● Aim: Using the records below, give the number of lines where the word "superior" appears, with no further output.

* * * * * * *

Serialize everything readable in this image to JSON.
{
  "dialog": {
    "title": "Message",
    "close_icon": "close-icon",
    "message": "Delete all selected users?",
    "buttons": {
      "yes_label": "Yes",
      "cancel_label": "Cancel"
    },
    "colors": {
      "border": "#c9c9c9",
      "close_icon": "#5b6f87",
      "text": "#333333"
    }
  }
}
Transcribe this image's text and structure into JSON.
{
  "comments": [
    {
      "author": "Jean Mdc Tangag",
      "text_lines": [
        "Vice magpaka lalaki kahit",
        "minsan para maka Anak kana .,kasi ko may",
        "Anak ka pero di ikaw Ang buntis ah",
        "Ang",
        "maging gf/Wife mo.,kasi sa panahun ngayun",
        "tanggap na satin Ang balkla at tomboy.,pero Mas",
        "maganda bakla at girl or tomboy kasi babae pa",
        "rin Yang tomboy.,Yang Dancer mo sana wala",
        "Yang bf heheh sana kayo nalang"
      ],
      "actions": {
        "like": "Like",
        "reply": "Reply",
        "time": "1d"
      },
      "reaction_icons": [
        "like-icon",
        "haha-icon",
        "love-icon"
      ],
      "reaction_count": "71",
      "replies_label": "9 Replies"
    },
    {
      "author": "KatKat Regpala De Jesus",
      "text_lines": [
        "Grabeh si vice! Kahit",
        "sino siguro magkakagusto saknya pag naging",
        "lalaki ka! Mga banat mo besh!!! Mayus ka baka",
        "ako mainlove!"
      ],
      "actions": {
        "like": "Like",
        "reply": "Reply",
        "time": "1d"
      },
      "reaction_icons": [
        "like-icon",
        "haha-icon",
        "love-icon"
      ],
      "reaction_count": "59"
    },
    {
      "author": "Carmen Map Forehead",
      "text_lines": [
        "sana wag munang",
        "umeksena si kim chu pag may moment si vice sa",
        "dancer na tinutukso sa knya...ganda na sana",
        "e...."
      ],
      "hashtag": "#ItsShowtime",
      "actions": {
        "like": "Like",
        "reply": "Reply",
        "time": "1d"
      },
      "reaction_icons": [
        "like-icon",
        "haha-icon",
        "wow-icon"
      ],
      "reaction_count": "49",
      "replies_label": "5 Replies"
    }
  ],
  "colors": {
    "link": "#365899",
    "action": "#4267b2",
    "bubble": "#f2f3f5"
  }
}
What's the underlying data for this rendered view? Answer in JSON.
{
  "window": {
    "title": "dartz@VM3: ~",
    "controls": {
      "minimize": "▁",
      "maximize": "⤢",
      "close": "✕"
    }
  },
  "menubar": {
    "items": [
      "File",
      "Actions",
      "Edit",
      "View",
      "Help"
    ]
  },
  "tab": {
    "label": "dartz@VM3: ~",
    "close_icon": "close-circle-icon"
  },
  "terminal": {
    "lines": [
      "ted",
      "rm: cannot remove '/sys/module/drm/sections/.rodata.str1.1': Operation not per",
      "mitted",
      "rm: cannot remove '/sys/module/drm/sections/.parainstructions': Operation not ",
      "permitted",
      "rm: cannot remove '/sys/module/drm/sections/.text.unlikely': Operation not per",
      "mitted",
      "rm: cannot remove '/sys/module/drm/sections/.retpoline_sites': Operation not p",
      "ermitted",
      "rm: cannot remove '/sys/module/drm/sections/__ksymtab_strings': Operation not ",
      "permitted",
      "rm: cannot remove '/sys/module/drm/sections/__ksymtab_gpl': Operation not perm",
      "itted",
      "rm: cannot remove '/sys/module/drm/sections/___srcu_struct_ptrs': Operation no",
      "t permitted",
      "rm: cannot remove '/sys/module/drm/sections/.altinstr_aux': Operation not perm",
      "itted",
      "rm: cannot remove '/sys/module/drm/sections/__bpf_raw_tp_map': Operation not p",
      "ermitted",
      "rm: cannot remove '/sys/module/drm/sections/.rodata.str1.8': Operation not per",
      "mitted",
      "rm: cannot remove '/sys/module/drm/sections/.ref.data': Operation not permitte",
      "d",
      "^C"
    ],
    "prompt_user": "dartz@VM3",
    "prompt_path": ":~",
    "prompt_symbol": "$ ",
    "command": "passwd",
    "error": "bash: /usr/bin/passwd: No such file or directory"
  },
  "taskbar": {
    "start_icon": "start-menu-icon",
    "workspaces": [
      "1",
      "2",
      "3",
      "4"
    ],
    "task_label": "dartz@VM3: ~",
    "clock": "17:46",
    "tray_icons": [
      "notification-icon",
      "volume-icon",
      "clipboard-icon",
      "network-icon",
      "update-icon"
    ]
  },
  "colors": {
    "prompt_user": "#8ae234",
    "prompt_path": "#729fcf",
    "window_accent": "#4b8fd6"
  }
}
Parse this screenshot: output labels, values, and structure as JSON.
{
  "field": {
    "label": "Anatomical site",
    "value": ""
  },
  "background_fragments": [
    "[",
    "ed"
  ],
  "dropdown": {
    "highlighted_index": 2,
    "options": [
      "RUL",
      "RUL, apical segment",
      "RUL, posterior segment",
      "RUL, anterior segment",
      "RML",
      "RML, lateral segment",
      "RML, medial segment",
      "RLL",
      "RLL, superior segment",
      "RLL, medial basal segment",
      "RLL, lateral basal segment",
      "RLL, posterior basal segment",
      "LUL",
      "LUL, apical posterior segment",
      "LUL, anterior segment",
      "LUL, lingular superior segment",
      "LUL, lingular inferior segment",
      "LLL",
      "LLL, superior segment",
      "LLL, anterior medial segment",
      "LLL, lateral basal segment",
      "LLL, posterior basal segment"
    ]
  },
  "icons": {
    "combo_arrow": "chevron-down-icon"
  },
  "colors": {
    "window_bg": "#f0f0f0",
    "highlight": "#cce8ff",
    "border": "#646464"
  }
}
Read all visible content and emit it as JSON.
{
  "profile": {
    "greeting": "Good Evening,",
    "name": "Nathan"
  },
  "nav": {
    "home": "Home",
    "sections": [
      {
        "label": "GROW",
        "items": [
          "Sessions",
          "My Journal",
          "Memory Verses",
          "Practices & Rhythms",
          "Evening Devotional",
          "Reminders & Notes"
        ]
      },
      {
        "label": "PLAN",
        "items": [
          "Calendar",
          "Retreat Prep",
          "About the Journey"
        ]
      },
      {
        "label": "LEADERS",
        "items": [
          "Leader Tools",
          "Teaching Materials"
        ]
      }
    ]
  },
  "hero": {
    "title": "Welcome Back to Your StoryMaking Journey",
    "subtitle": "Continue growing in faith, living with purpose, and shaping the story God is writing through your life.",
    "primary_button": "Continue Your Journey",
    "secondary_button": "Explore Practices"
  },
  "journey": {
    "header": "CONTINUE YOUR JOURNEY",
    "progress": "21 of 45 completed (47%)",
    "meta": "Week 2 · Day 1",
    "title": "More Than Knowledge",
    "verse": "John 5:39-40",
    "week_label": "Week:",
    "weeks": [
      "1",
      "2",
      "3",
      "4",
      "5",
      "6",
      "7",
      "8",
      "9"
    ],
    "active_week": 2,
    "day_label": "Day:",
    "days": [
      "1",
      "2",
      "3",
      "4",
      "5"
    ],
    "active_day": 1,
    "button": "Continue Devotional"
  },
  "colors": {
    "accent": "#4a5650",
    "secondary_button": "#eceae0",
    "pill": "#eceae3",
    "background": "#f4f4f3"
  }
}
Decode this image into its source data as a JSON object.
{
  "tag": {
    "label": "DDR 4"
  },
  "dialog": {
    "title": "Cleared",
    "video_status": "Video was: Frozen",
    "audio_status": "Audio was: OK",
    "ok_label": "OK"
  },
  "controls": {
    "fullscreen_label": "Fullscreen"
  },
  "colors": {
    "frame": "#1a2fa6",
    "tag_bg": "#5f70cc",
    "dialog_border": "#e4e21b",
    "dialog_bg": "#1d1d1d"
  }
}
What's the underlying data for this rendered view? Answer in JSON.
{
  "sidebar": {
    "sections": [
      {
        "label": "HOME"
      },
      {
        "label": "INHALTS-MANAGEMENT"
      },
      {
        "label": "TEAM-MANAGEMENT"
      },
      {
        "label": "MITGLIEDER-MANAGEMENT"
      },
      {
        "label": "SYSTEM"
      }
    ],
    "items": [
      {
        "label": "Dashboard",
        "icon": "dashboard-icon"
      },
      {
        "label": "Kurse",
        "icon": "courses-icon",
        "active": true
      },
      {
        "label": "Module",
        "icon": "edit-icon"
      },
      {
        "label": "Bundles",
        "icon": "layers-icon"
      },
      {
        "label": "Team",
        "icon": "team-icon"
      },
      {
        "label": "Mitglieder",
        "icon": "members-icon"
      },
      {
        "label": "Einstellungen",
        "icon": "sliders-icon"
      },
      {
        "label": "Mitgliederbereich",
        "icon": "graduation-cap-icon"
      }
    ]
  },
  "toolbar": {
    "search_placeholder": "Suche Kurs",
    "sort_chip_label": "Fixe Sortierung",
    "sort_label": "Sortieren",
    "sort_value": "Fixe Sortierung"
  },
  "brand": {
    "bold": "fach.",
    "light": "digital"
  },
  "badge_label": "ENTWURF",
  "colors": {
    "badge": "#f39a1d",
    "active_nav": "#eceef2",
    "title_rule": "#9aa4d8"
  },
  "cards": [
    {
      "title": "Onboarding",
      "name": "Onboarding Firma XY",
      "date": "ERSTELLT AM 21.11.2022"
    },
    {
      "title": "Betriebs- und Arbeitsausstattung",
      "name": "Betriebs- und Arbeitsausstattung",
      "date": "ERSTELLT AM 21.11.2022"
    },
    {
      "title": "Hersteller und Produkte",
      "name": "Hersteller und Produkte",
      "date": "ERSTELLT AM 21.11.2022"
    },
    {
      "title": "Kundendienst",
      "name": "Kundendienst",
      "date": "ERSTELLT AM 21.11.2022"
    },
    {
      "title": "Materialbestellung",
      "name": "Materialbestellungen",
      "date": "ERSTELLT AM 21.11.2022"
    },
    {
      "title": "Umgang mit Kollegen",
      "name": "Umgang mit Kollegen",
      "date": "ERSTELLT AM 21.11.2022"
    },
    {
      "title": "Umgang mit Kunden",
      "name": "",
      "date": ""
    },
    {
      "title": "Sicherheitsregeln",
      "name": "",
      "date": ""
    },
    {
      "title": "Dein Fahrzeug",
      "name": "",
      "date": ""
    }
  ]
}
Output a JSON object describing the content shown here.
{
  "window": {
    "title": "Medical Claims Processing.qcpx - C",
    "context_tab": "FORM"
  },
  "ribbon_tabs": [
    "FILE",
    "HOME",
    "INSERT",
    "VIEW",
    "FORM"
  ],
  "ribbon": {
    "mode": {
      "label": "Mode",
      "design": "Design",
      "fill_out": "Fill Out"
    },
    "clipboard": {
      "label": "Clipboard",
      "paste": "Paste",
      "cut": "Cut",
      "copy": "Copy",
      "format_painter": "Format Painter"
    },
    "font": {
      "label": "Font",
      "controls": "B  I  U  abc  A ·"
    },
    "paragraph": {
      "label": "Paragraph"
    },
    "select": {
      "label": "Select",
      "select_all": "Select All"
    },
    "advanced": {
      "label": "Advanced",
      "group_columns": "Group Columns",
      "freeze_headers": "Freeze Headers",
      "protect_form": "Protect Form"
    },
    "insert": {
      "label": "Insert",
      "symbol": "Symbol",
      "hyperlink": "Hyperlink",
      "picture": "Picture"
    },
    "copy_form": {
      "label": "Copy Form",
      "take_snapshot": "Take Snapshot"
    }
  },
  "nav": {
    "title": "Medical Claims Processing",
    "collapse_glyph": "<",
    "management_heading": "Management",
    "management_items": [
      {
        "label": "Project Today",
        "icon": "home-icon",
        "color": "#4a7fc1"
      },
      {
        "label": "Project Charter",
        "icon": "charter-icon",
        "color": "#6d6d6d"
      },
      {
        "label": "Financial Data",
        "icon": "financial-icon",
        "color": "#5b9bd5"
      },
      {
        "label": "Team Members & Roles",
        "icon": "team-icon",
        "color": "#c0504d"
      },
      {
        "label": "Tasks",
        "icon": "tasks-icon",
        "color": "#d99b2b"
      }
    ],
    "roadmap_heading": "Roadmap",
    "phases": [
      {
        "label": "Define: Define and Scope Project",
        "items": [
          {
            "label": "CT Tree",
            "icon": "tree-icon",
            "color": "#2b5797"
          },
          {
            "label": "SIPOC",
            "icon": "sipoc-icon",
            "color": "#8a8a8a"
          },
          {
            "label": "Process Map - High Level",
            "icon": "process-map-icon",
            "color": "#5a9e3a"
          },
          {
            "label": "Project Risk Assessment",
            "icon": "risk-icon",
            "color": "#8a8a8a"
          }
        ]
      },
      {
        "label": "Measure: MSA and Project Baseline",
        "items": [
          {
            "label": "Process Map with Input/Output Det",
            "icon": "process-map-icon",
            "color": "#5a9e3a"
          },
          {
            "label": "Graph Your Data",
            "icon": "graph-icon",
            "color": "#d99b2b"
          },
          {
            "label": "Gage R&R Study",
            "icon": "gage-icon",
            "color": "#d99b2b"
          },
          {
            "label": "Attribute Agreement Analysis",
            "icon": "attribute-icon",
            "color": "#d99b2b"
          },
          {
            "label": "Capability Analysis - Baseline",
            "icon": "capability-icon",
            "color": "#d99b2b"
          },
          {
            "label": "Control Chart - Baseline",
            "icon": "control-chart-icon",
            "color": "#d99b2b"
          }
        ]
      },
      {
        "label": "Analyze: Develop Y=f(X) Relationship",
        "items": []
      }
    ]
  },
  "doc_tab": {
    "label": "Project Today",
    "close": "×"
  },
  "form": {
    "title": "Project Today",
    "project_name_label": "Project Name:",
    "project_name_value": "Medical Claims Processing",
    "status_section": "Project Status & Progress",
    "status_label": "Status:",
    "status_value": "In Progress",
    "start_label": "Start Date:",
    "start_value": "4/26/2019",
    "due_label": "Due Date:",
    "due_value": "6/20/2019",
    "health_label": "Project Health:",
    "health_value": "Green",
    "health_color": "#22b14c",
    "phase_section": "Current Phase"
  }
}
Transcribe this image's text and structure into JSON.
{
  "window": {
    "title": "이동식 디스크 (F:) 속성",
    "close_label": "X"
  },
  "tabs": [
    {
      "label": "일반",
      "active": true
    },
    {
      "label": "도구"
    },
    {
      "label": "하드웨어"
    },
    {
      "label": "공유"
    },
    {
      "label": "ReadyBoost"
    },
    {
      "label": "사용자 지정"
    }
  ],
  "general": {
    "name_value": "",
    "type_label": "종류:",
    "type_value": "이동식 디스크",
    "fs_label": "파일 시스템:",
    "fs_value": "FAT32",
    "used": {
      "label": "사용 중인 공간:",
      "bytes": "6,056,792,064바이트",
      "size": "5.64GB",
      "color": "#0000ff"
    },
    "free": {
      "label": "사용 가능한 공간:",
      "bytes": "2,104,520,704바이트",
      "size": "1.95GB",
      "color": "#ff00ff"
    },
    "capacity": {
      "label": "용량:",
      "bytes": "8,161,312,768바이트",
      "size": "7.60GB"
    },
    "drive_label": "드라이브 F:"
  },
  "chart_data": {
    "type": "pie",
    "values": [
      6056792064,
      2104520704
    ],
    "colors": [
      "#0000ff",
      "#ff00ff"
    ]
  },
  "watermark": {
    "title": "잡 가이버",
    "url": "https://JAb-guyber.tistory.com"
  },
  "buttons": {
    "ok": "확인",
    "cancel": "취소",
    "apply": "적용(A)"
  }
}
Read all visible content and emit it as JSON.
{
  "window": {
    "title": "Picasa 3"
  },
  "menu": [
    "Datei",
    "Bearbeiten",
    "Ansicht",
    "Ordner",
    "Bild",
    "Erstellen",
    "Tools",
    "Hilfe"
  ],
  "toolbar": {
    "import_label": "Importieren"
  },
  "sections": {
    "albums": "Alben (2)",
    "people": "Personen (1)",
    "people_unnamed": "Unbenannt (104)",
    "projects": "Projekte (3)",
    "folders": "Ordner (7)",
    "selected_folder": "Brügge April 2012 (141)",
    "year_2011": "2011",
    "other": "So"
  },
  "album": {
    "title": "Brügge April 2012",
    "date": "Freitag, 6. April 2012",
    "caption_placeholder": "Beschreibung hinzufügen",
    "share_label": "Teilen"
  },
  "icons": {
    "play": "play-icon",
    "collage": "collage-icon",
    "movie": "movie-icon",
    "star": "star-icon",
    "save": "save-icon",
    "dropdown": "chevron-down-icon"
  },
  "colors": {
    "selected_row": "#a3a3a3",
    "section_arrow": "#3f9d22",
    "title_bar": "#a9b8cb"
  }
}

* * * * * * *

● Exercise result: 3